** start Supplied data **
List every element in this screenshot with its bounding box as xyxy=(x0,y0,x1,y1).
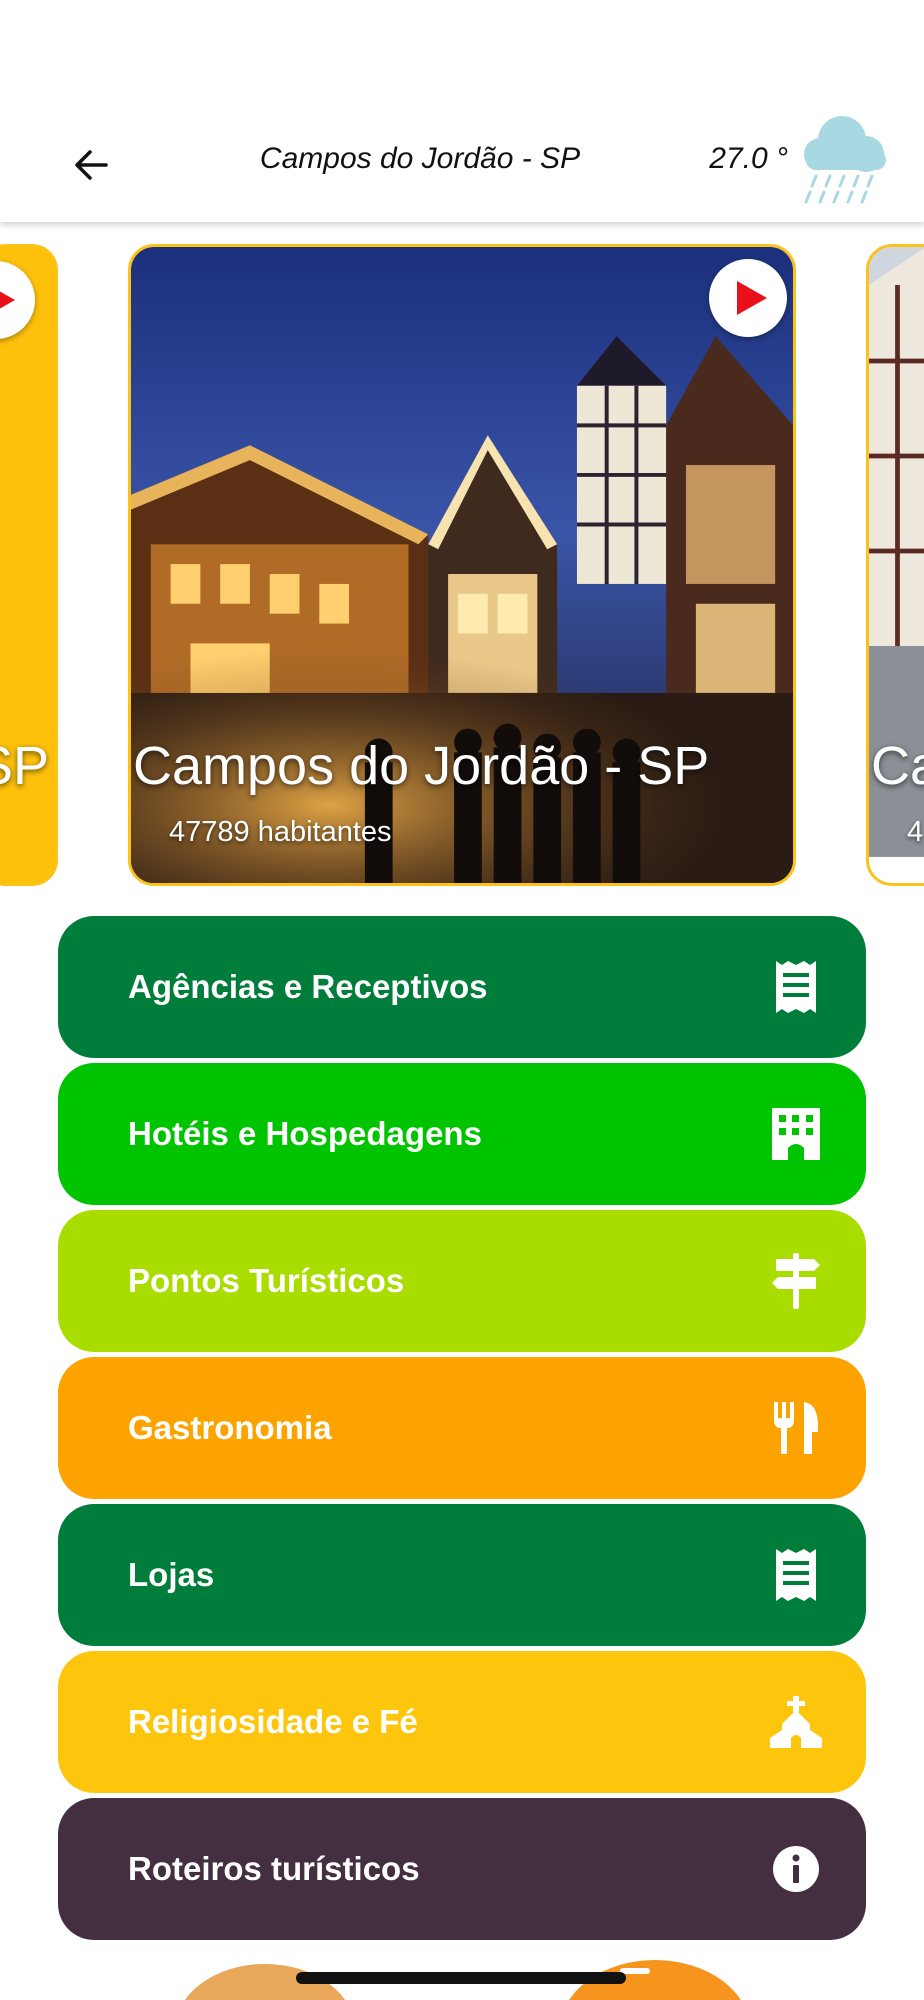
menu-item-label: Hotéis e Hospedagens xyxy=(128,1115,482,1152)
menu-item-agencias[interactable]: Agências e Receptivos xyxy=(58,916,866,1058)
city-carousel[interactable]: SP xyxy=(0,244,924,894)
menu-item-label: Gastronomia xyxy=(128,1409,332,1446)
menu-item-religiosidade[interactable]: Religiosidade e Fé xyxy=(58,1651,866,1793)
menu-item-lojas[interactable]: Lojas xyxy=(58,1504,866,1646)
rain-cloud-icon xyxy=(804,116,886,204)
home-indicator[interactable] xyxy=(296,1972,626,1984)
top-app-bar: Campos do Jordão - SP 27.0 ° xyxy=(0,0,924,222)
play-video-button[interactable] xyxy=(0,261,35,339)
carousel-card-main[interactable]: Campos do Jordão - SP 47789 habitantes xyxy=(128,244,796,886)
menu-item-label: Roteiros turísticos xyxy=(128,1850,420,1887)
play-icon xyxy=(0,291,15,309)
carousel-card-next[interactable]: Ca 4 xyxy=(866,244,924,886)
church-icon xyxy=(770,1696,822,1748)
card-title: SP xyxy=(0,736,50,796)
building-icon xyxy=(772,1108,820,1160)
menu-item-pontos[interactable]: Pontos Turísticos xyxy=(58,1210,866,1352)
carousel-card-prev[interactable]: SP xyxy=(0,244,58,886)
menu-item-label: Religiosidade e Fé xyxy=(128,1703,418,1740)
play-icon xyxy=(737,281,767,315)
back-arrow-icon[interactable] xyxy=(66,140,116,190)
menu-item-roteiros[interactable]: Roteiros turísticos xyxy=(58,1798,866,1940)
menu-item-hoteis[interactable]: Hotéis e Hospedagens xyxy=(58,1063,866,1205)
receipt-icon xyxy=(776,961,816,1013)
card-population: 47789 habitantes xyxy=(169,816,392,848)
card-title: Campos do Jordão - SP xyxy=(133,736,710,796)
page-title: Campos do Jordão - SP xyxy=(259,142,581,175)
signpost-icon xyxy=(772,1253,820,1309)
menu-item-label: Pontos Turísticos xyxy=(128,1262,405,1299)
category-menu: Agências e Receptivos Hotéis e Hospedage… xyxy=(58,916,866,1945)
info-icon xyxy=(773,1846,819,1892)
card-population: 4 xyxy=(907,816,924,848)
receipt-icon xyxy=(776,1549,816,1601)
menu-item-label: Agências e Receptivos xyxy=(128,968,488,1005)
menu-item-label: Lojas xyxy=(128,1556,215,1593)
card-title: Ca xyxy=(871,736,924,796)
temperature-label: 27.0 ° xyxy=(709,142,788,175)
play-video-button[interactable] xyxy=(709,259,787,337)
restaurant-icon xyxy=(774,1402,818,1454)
** end Supplied data **
Aim of the task: Retype the lines of all the records above without any change, omitting the pictures from your answer.

Final result:
List every element in this screenshot with its bounding box as xyxy=(x0,y0,x1,y1).
menu-item-label: Hotéis e Hospedagens xyxy=(128,1115,482,1152)
menu-item-agencias[interactable]: Agências e Receptivos xyxy=(58,916,866,1058)
city-carousel[interactable]: SP xyxy=(0,244,924,894)
menu-item-label: Gastronomia xyxy=(128,1409,332,1446)
menu-item-religiosidade[interactable]: Religiosidade e Fé xyxy=(58,1651,866,1793)
menu-item-lojas[interactable]: Lojas xyxy=(58,1504,866,1646)
rain-cloud-icon xyxy=(804,116,886,204)
home-indicator[interactable] xyxy=(296,1972,626,1984)
top-app-bar: Campos do Jordão - SP 27.0 ° xyxy=(0,0,924,222)
play-video-button[interactable] xyxy=(0,261,35,339)
carousel-card-main[interactable]: Campos do Jordão - SP 47789 habitantes xyxy=(128,244,796,886)
menu-item-label: Roteiros turísticos xyxy=(128,1850,420,1887)
play-icon xyxy=(0,291,15,309)
carousel-card-next[interactable]: Ca 4 xyxy=(866,244,924,886)
church-icon xyxy=(770,1696,822,1748)
card-title: SP xyxy=(0,736,50,796)
building-icon xyxy=(772,1108,820,1160)
menu-item-pontos[interactable]: Pontos Turísticos xyxy=(58,1210,866,1352)
carousel-card-prev[interactable]: SP xyxy=(0,244,58,886)
menu-item-label: Religiosidade e Fé xyxy=(128,1703,418,1740)
play-icon xyxy=(737,281,767,315)
back-arrow-icon[interactable] xyxy=(66,140,116,190)
menu-item-roteiros[interactable]: Roteiros turísticos xyxy=(58,1798,866,1940)
menu-item-hoteis[interactable]: Hotéis e Hospedagens xyxy=(58,1063,866,1205)
receipt-icon xyxy=(776,961,816,1013)
card-population: 47789 habitantes xyxy=(169,816,392,848)
card-title: Campos do Jordão - SP xyxy=(133,736,710,796)
page-title: Campos do Jordão - SP xyxy=(259,142,581,175)
signpost-icon xyxy=(772,1253,820,1309)
menu-item-label: Pontos Turísticos xyxy=(128,1262,405,1299)
category-menu: Agências e Receptivos Hotéis e Hospedage… xyxy=(58,916,866,1945)
info-icon xyxy=(773,1846,819,1892)
card-population: 4 xyxy=(907,816,924,848)
receipt-icon xyxy=(776,1549,816,1601)
menu-item-label: Agências e Receptivos xyxy=(128,968,488,1005)
menu-item-label: Lojas xyxy=(128,1556,215,1593)
card-title: Ca xyxy=(871,736,924,796)
temperature-label: 27.0 ° xyxy=(709,142,788,175)
play-video-button[interactable] xyxy=(709,259,787,337)
restaurant-icon xyxy=(774,1402,818,1454)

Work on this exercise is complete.